— START SOURCE EXCERPT —

Endangered baby gorilla rescued from smugglers
Ihirwe, or Luck, the gorilla is receiving care at a Rwanda veterinary facility.
August 9th, 2011
01:32 PM ET

Endangered baby gorilla rescued from smugglers

The infant gorilla's name is certainly appropriate - Ihirwe in the African language of Kinyarwanda, which translates to luck in English.

Rwandan authorities rescued the year-old primate Sunday night as poachers tried to smuggle her into Rwanda from the neighboring Democratic Republic of Congo, the World Wildlife Fund said Tuesday.

Mountain gorillas are critically endangered with fewer than 800 remaining in the wild in the mountains of the Democratic Republic of Congo, Rwanda and Uganda.

“The good news is that this infant was rescued before it was too late and is now in good hands. The bad news is that people believe there is a market for baby mountain gorillas and are willing to break laws and jeopardize the fate of a critically endangered species at the chance for profit,” Eugène Rutagarama, director of the International Gorilla Conservation Project, said in a statement. The project is a coalition of the World Wildlife Fund, African Wildlife Foundation and Flora & Fauna International.

— END SOURCE EXCERPT —

LIST OF TASKS:
1. Answer these questions from the gorilla rescue article:
(a) What does the name Ihirwe translate to in English?
(b) Fewer than how many mountain gorillas remain in the wild?
(c) Who is the director of the International Gorilla Conservation Project?
2. Replace "primate" with "ape" in the gorilla rescue article, writing out everything from "The infant gorilla's" down to "Fund said Tuesday.".

— START RECORD SET —

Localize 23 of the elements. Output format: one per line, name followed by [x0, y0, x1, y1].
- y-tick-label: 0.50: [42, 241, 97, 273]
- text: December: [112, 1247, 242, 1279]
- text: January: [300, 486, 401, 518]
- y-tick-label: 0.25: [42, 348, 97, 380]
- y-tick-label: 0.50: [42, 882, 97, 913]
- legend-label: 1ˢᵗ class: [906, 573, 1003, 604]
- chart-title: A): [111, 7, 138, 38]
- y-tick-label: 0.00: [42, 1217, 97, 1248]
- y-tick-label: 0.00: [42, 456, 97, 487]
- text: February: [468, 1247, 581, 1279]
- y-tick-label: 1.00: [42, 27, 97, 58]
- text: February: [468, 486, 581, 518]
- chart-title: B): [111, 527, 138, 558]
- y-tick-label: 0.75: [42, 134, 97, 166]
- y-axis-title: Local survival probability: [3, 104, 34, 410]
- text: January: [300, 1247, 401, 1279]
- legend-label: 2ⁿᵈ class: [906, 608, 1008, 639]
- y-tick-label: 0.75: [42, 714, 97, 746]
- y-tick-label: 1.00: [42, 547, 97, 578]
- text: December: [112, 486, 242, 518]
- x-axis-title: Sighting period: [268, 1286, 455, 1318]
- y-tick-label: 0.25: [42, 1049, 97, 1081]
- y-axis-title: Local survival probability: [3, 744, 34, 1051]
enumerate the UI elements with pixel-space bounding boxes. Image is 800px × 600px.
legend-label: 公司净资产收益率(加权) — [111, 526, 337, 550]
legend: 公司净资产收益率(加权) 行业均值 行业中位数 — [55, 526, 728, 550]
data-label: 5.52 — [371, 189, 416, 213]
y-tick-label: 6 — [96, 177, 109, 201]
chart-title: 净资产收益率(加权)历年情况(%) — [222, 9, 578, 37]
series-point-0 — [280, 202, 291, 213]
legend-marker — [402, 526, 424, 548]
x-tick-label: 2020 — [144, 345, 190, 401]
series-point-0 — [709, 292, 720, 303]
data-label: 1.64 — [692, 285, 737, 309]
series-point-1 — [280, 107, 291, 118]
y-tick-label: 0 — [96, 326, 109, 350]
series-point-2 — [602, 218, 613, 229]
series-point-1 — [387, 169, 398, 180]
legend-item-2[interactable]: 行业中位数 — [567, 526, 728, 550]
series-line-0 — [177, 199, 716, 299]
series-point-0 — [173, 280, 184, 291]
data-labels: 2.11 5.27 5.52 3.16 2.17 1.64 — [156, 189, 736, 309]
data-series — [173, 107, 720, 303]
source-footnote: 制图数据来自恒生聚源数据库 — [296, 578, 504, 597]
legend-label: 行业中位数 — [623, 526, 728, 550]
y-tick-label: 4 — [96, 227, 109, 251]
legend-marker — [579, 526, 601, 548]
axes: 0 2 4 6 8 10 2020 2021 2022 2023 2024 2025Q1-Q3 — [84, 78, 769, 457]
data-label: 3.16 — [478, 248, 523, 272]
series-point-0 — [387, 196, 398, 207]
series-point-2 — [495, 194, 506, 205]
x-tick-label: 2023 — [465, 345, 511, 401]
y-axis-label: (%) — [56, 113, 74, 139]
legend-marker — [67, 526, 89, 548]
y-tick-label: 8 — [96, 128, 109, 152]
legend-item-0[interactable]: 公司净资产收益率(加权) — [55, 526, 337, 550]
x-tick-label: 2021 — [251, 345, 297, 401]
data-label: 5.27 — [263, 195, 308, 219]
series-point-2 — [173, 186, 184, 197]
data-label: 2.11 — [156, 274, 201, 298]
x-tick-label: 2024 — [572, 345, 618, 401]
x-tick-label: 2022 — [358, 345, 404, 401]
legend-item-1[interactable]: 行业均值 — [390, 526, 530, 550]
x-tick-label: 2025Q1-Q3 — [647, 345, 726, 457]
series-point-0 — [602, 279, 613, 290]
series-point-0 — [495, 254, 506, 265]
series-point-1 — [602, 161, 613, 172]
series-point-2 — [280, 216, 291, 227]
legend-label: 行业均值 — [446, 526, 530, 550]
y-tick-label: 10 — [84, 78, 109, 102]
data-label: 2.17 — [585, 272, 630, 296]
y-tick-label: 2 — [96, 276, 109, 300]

— END RECORD SET —

WORKED SOLUTIONS:
1.
(a) Luck
(b) 800
(c) Eugène Rutagarama

2.
The infant gorilla's name is certainly appropriate - Ihirwe in the African language of Kinyarwanda, which translates to luck in English.

Rwandan authorities rescued the year-old ape Sunday night as poachers tried to smuggle her into Rwanda from the neighboring Democratic Republic of Congo, the World Wildlife Fund said Tuesday.